> What you have to do
Review the material line by line. Identify and copy every line that contains the string "Open".

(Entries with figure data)

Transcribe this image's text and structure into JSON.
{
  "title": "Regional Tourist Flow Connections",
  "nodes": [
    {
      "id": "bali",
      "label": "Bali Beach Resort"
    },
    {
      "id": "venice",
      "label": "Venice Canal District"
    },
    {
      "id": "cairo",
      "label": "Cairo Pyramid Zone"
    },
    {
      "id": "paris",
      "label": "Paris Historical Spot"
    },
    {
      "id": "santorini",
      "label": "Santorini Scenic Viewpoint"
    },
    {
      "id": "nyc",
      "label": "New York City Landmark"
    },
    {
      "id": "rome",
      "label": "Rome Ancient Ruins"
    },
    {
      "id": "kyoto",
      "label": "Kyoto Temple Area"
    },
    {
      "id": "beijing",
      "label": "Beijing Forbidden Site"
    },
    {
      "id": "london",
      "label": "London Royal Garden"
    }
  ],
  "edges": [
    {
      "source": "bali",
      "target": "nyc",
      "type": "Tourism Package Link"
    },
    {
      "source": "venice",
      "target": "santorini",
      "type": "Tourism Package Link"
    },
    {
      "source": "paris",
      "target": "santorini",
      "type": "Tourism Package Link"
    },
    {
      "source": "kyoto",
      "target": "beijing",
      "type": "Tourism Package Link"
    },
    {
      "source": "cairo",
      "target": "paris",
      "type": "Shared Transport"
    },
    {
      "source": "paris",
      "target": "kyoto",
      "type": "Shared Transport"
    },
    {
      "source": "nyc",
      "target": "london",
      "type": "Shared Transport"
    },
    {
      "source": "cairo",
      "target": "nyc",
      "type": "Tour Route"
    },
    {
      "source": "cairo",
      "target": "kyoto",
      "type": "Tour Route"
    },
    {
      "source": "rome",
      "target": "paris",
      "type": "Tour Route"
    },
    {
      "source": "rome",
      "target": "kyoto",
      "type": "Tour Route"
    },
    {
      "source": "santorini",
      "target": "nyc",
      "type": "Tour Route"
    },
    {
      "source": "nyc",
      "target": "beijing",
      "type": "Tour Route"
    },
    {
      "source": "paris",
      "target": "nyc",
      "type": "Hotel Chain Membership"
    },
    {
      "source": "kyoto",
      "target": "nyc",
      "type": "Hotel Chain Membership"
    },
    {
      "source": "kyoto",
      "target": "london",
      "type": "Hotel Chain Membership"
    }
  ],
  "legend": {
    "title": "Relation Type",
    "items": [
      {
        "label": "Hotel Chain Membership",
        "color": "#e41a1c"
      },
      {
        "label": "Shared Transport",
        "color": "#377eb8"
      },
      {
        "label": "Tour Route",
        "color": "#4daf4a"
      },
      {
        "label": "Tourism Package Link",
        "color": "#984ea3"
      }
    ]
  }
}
...
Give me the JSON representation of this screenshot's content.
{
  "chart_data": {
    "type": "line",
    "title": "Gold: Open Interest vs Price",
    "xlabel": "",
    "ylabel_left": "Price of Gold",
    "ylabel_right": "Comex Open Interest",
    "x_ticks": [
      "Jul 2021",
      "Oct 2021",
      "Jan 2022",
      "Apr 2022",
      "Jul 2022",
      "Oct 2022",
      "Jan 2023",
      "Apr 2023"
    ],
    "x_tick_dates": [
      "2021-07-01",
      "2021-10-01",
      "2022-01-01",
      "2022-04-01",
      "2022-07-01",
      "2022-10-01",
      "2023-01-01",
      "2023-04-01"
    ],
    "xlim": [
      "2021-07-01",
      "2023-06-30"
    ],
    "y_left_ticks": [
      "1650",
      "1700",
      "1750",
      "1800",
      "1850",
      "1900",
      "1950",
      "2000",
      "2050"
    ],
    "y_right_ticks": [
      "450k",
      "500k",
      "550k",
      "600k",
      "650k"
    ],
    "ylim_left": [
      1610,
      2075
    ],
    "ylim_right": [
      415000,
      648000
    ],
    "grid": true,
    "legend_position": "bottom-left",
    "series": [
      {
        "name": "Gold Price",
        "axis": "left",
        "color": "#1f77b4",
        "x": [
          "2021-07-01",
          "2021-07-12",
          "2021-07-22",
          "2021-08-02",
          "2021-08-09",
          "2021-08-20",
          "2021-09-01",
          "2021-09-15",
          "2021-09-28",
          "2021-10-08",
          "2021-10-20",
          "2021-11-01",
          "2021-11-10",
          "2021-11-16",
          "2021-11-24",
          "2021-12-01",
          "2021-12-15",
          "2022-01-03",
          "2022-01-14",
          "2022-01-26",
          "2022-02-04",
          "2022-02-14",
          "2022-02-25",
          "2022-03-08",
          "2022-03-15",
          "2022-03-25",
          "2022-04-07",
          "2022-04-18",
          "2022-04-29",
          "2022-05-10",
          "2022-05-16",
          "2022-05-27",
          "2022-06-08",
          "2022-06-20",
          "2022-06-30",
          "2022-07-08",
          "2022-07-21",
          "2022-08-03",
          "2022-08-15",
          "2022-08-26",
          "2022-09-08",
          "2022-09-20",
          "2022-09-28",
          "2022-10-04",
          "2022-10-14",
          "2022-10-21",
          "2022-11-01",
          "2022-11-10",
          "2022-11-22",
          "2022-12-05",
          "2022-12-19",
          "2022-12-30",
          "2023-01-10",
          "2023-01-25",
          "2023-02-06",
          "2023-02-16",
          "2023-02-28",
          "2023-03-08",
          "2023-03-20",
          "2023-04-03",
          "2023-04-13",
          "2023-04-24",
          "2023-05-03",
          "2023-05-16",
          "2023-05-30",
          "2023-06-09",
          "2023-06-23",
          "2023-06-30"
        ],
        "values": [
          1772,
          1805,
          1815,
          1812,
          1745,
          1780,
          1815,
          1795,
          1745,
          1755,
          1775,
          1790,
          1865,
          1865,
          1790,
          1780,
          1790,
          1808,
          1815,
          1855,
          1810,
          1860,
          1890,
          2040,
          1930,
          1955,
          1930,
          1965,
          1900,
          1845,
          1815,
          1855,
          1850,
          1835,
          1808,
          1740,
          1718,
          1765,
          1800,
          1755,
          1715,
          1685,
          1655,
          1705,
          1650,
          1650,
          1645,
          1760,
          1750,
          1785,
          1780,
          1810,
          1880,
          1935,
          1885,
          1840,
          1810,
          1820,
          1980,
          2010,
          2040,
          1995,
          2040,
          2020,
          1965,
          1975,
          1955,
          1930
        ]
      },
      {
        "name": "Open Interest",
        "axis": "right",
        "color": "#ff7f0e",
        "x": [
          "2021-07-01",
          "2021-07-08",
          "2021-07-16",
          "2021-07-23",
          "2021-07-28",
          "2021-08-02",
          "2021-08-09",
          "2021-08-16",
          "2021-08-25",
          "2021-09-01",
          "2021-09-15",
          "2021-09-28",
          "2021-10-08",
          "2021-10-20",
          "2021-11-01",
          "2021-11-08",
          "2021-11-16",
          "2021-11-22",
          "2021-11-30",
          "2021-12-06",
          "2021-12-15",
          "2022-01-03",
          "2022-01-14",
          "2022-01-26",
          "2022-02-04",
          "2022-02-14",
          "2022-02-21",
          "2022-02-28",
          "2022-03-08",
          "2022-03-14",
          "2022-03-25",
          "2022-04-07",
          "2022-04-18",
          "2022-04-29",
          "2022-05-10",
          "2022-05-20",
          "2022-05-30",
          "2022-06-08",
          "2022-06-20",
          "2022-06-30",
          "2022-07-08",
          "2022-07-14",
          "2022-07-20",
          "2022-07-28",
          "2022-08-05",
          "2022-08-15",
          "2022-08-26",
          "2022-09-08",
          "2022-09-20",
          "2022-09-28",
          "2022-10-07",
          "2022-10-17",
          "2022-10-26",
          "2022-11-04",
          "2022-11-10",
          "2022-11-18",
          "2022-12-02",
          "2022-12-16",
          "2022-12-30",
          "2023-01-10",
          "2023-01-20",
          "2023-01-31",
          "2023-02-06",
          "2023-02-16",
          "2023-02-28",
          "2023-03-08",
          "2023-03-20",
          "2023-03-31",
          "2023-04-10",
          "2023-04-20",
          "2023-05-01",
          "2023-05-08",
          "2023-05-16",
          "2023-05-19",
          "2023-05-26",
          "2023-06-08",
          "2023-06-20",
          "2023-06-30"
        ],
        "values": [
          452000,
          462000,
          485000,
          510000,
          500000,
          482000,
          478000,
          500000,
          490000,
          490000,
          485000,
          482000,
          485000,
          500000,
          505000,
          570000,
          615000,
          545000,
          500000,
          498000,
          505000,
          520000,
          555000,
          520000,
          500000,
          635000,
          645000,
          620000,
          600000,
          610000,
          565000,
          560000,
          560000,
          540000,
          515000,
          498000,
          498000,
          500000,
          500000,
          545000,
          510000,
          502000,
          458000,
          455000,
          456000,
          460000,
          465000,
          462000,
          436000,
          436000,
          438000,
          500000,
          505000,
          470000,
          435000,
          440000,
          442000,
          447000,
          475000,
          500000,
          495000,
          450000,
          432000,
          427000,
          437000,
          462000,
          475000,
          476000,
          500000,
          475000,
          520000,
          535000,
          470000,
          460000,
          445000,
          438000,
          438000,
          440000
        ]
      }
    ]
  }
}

> Exercise result
    "title": "Gold: Open Interest vs Price",
    "ylabel_right": "Comex Open Interest",
        "name": "Open Interest",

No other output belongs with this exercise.